TO DO:
[a] From the audio focus text, extract the part starting at "In the example of FIG. 5C, the" and ending at "a first parameter.", copied word for word.
[b] Continue the text on audio focus and parameter-setting methods, picking up after its final sentence.

QUOTED TEXT:
In the example of FIG. 5A, the mobile computing device 300 has automatically set, using a first audio beam 501, the audio focus to the first person 301 that is an active sound object. The mobile computing device 300 is also configured to form a second audio beam 502 towards ambient sound. In the example of FIG. 5A, the mobile computing device 300 receives an instruction 503 from a user of the mobile computing device 300 to set the audio focus to the first person 301 to which it is already set.

In the example of FIG. 5B, the mobile computing device 300 sets the audio focus towards ambient sound in which case the user may perceive the first person 301 as quieter with respect to the rest of the audio field. Changing the audio focus from the from the first person 301 to ambient sound is indicated by arrow 504 in the example of FIG. 5B.

In the example of FIG. 5C, the mobile computing device 300 sets the audio focus back to the first person 301. This causes speech of the first person 301 become louder with respect to the rest of the audio field. Similarly to the example of FIGS. 4A, 4B and 4C, the user receives feedback on the instruction to set the audio focus to the first person 301 thereby improving the user experience.

FIG. 6 illustrates an example method 600 incorporating aspects of the previously disclosed embodiments. More specifically the example method 600 illustrates changing an audio parameter from a second parameter to a first parameter.

The method starts with receiving 605 spatial audio information comprising at least one audio signal and at least one audio parameter for controlling the at least one audio signal. The at least one audio parameter may comprise an audio focus parameter corresponding to a direction of audio with respect to a reference point.

The method continues with receiving 610 an instruction to set an audio parameter to a first parameter value. The instruction may be received, for example, from a user.

The method continues with determining 615 whether the first parameter value fulfils at least one criterion. The at least one criterion may comprise an active parameter value or an effect caused by the active parameter value. Determining whether the first parameter value fulfils at least one criterion may comprise comparing the first parameter value with an active parameter value or an effect caused by the first parameter value with the effect caused by the active parameter value.

The method further continues with setting 620, in response to determining that the first parameter value fulfils at least one criterion, the audio parameter to a second parameter value. The first parameter value is different from the second parameter value.

The method further continues with changing 625 the audio parameter from the second parameter value to the first parameter value.

FIG. 7 illustrates an example method 700 incorporating aspects of the previously disclosed embodiments. More specifically the example method 700 illustrates determining whether a first parameter fulfils at least one criterion. In the example of FIG. 7 , it is assumed that the apparatus performing the method 700 has, similar to FIG. 6 , received captured spatial audio information comprising audio signals and at least one audio parameter for controlling the audio signals and that the apparatus 200 has received an instruction to set an audio parameter to a first parameter value.

The method starts with determining 705 an active parameter value. The active parameter value may comprise a parameter value that is active when the apparatus 200 receives the instruction, a pre-determined parameter value or a default parameter value.

The method continues with comparing 710 the first parameter value with the active parameter value. If it is determined based on the comparison that the first parameter value is substantially equal to the active parameter value, a second parameter value is determined 715. The second parameter value may be determined dynamically, or a pre-determined value may be selected.

GIVEN DATA:
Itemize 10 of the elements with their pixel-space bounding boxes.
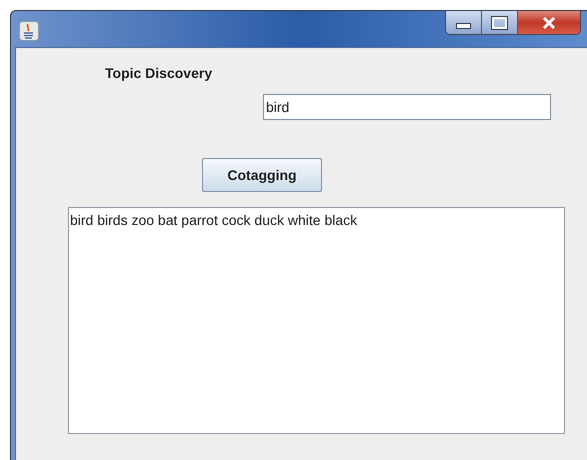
close-button[interactable] <box>518 11 580 34</box>
query-field[interactable]: bird <box>263 94 551 120</box>
close-icon <box>542 16 556 28</box>
coffee-cup-icon <box>19 21 39 41</box>
minimize-button[interactable] <box>446 11 482 34</box>
heading-label: Topic Discovery <box>105 65 214 83</box>
maximize-button[interactable] <box>482 11 518 34</box>
cotagging-button[interactable]: Cotagging <box>202 158 322 192</box>
output-text-area[interactable]: bird birds zoo bat parrot cock duck white black <box>68 207 565 434</box>
output-text: bird birds zoo bat parrot cock duck white black <box>70 212 358 228</box>
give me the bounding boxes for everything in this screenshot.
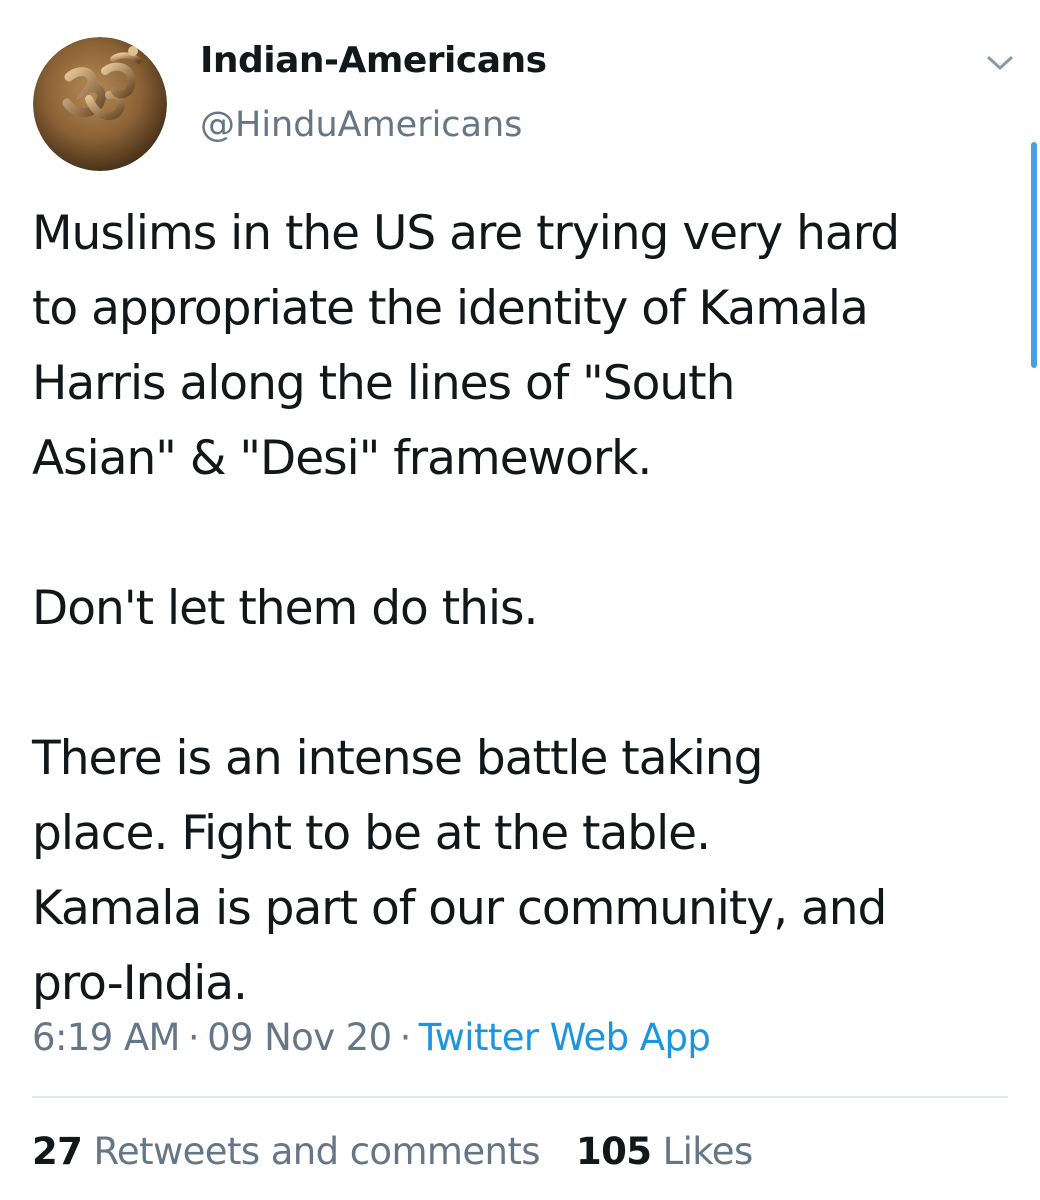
user-handle[interactable]: @HinduAmericans xyxy=(200,105,522,145)
divider xyxy=(32,1096,1008,1098)
scrollbar[interactable] xyxy=(1031,142,1037,368)
tweet-source-link[interactable]: Twitter Web App xyxy=(419,1016,711,1059)
retweets-count: 27 xyxy=(32,1130,83,1173)
om-symbol-icon xyxy=(33,37,167,171)
likes-stat[interactable]: 105 Likes xyxy=(576,1130,753,1173)
meta-separator: · xyxy=(399,1016,412,1059)
meta-separator: · xyxy=(187,1016,200,1059)
tweet-text: Muslims in the US are trying very hard t… xyxy=(32,206,900,1011)
avatar[interactable] xyxy=(33,37,167,171)
tweet-stats: 27 Retweets and comments 105 Likes xyxy=(32,1130,753,1173)
tweet-card: Indian-Americans @HinduAmericans Muslims… xyxy=(0,0,1040,1200)
display-name[interactable]: Indian-Americans xyxy=(200,40,547,81)
retweets-label: Retweets and comments xyxy=(93,1130,540,1173)
chevron-down-icon[interactable] xyxy=(980,46,1020,80)
likes-count: 105 xyxy=(575,1130,652,1173)
tweet-date: 09 Nov 20 xyxy=(207,1016,392,1059)
likes-label: Likes xyxy=(662,1130,754,1173)
retweets-stat[interactable]: 27 Retweets and comments xyxy=(32,1130,541,1173)
tweet-time: 6:19 AM xyxy=(32,1016,180,1059)
tweet-meta: 6:19 AM · 09 Nov 20 · Twitter Web App xyxy=(32,1016,711,1059)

EXERCISE RESULTS:
[a]
In the example of FIG. 5C, the mobile computing device 300 sets the audio focus back to the first person 301. This causes speech of the first person 301 become louder with respect to the rest of the audio field. Similarly to the example of FIGS. 4A, 4B and 4C, the user receives feedback on the instruction to set the audio focus to the first person 301 thereby improving the user experience.

FIG. 6 illustrates an example method 600 incorporating aspects of the previously disclosed embodiments. More specifically the example method 600 illustrates changing an audio parameter from a second parameter to a first parameter.

[b]
FIG. 8 illustrates an example method 800 incorporating aspects of the previously disclosed embodiments. More specifically the example method 800 illustrates another method for determining whether a first parameter fulfils at least one criterion. In the example of FIG. 8 , it is assumed that the apparatus performing the method 800 has, similar to the example method of FIGS. 6 and 7 , received captured spatial audio information comprising audio signals and at least one audio parameter for controlling the audio signals and that the apparatus 200 has received an instruction to set an audio parameter to a first parameter value.

The method starts with determining 805 an active parameter value. The active parameter value may comprise a parameter value that is active when the apparatus 200 receives the instruction, a pre-determined parameter value or a default parameter value.

The method continues with comparing 810 an effect caused by the first parameter value with an effect caused by the active parameter value. If it is determined based on the comparison that the effect caused by the first parameter value is substantially equal to the effect caused by the active parameter value, a second parameter value is determined 815. The second parameter value may be determined dynamically, or a pre-determined value may be selected.

Without in any way limiting the scope, interpretation, or application of the claims appearing below, a technical effect of one or more of the example embodiments disclosed herein is that better feedback may be provided for the user and thereby make a use of the apparatus more efficient. Another technical effect of the one or more example embodiments is that different beamforming techniques may be utilized in providing feedback to a user.

As used in this application, the term “circuitry” may refer to one or more or all of the following: (a) hardware-only circuit implementations (such as implementations in only analog and/or digital circuitry) and (b) combinations of hardware circuits and software, such as (as applicable): (i) a combination of analog and/or digital hardware circuit(s) with software/firmware and (ii) any portions of hardware processor(s) with software (including digital signal processor(s)), software, and memory(ies) that work together to cause an apparatus, such as a mobile phone or server, to perform various functions) and (c) hardware circuit(s) and or processor(s), such as a microprocessor(s) or a portion of a microprocessor(s), that requires software (e.g., firmware) for operation, but the software may not be present when it is not needed for operation.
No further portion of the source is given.